Recorded data

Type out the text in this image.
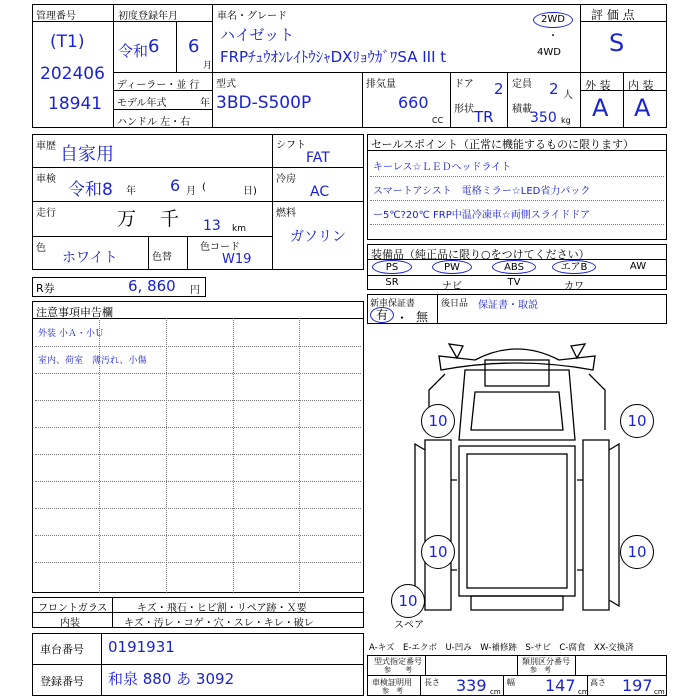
管理番号
(T1)
202406
18941
初度登録年月
令和 6 6
月
車名・グレード
ハイゼット
FRPﾁｭｳｵﾝﾚｲﾄｳｼｬDXﾘｮｳｶﾞﾜSA III t
2WD
・
4WD
評 価 点
S
外 装 内 装
A A
ディーラー・並 行
モデル年式	年
ハンドル 左・右
型式
3BD-S500P
排気量
660
CC
ドア 2
形状 TR
定員 2 人
積載
350 kg
車歴 自家用
車検
令和8 年 6 月 (	日)
走行	万 千 13 km
シフト
FAT
冷房
AC
燃料
ガソリン
色
ホワイト	色替
色コード
W19
R券	6, 860 円
セールスポイント（正常に機能するものに限ります）
キーレス☆ＬＥＤヘッドライト
スマートアシスト　電格ミラー☆LED省力パック
ー5℃?20℃ FRP中温冷凍車☆両側スライドドア
装備品（純正品に限り○をつけてください）
PS	PW	ABS	エアB	AW
SR	ナビ	TV	カワ
新車保証書
有 ・ 無
後日品 保証書・取説
注意事項申告欄
外装 小Ａ・小Ｕ
室内、荷室　薄汚れ、小傷
10	10
10	10
10
スペア
フロントガラス	キズ・飛石・ヒビ割・リペア跡・Ｘ要
内装	キズ・汚レ・コゲ・穴・スレ・キレ・破レ
車台番号 0191931
登録番号 和泉 880 あ 3092
A-キズ　E-エクボ　U-凹み　W-補修跡　S-サビ　C-腐食　XX-交換済
型式指定番号
参　　考
類別区分番号
参　考
車検証明用
参　考
長さ 339 cm
幅 147 cm
高さ 197 cm
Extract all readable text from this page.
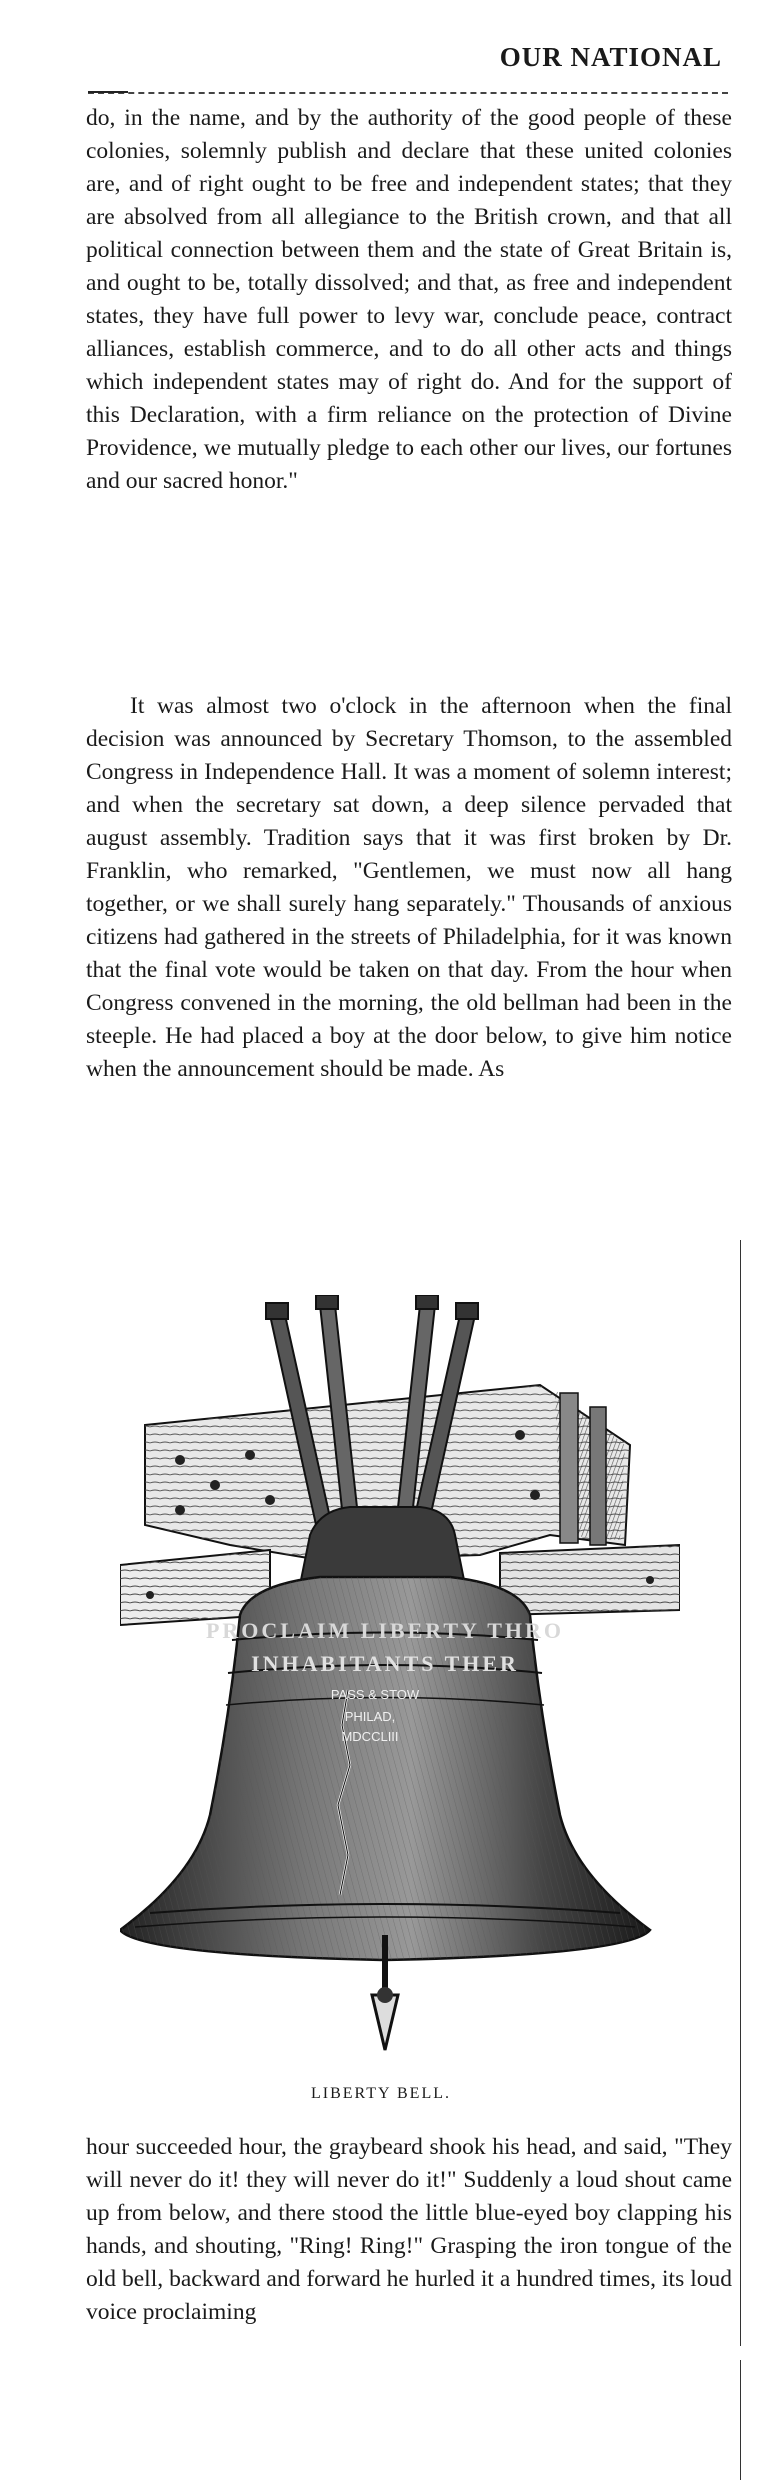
OUR NATIONAL

do, in the name, and by the authority of the good people of these colonies, solemnly publish and declare that these united colonies are, and of right ought to be free and independent states; that they are absolved from all allegiance to the British crown, and that all political connection between them and the state of Great Britain is, and ought to be, totally dissolved; and that, as free and independent states, they have full power to levy war, conclude peace, contract alliances, establish commerce, and to do all other acts and things which independent states may of right do. And for the support of this Declaration, with a firm reliance on the protection of Divine Providence, we mutually pledge to each other our lives, our fortunes and our sacred honor."

It was almost two o'clock in the afternoon when the final decision was announced by Secretary Thomson, to the assembled Congress in Independence Hall. It was a moment of solemn interest; and when the secretary sat down, a deep silence pervaded that august assembly. Tradition says that it was first broken by Dr. Franklin, who remarked, "Gentlemen, we must now all hang together, or we shall surely hang separately." Thousands of anxious citizens had gathered in the streets of Philadelphia, for it was known that the final vote would be taken on that day. From the hour when Congress convened in the morning, the old bellman had been in the steeple. He had placed a boy at the door below, to give him notice when the announcement should be made. As

PROCLAIM LIBERTY THRO
INHABITANTS THER
PASS & STOW
PHILAD,
MDCCLIII
LIBERTY BELL.

hour succeeded hour, the graybeard shook his head, and said, "They will never do it! they will never do it!" Suddenly a loud shout came up from below, and there stood the little blue-eyed boy clapping his hands, and shouting, "Ring! Ring!" Grasping the iron tongue of the old bell, backward and forward he hurled it a hundred times, its loud voice proclaiming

**INSTRUCTIONS FOR THE TASK:** Set every line down exactly as written, leaving each picture out.

**TASK RESPONSE:**
Type out the text in this image.
管理番号
(T1)
202406
18941
初度登録年月
令和 6 6
月
車名・グレード
ハイゼット
FRPﾁｭｳｵﾝﾚｲﾄｳｼｬDXﾘｮｳｶﾞﾜSA III t
2WD
・
4WD
評 価 点
S
外 装 内 装
A A
ディーラー・並 行
モデル年式	年
ハンドル 左・右
型式
3BD-S500P
排気量
660
CC
ドア 2
形状 TR
定員 2 人
積載
350 kg
車歴 自家用
車検
令和8 年 6 月 (	日)
走行	万 千 13 km
シフト
FAT
冷房
AC
燃料
ガソリン
色
ホワイト	色替
色コード
W19
R券	6, 860 円
セールスポイント（正常に機能するものに限ります）
キーレス☆ＬＥＤヘッドライト
スマートアシスト　電格ミラー☆LED省力パック
ー5℃?20℃ FRP中温冷凍車☆両側スライドドア
装備品（純正品に限り○をつけてください）
PS	PW	ABS	エアB	AW
SR	ナビ	TV	カワ
新車保証書
有 ・ 無
後日品 保証書・取説
注意事項申告欄
外装 小Ａ・小Ｕ
室内、荷室　薄汚れ、小傷
10	10
10	10
10
スペア
フロントガラス	キズ・飛石・ヒビ割・リペア跡・Ｘ要
内装	キズ・汚レ・コゲ・穴・スレ・キレ・破レ
車台番号 0191931
登録番号 和泉 880 あ 3092
A-キズ　E-エクボ　U-凹み　W-補修跡　S-サビ　C-腐食　XX-交換済
型式指定番号
参　　考
類別区分番号
参　考
車検証明用
参　考
長さ 339 cm
幅 147 cm
高さ 197 cm
Extract all readable text from this page.
OUR NATIONAL

do, in the name, and by the authority of the good people of these colonies, solemnly publish and declare that these united colonies are, and of right ought to be free and independent states; that they are absolved from all allegiance to the British crown, and that all political connection between them and the state of Great Britain is, and ought to be, totally dissolved; and that, as free and independent states, they have full power to levy war, conclude peace, contract alliances, establish commerce, and to do all other acts and things which independent states may of right do. And for the support of this Declaration, with a firm reliance on the protection of Divine Providence, we mutually pledge to each other our lives, our fortunes and our sacred honor."

It was almost two o'clock in the afternoon when the final decision was announced by Secretary Thomson, to the assembled Congress in Independence Hall. It was a moment of solemn interest; and when the secretary sat down, a deep silence pervaded that august assembly. Tradition says that it was first broken by Dr. Franklin, who remarked, "Gentlemen, we must now all hang together, or we shall surely hang separately." Thousands of anxious citizens had gathered in the streets of Philadelphia, for it was known that the final vote would be taken on that day. From the hour when Congress convened in the morning, the old bellman had been in the steeple. He had placed a boy at the door below, to give him notice when the announcement should be made. As

PROCLAIM LIBERTY THRO
INHABITANTS THER
PASS & STOW
PHILAD,
MDCCLIII
LIBERTY BELL.

hour succeeded hour, the graybeard shook his head, and said, "They will never do it! they will never do it!" Suddenly a loud shout came up from below, and there stood the little blue-eyed boy clapping his hands, and shouting, "Ring! Ring!" Grasping the iron tongue of the old bell, backward and forward he hurled it a hundred times, its loud voice proclaiming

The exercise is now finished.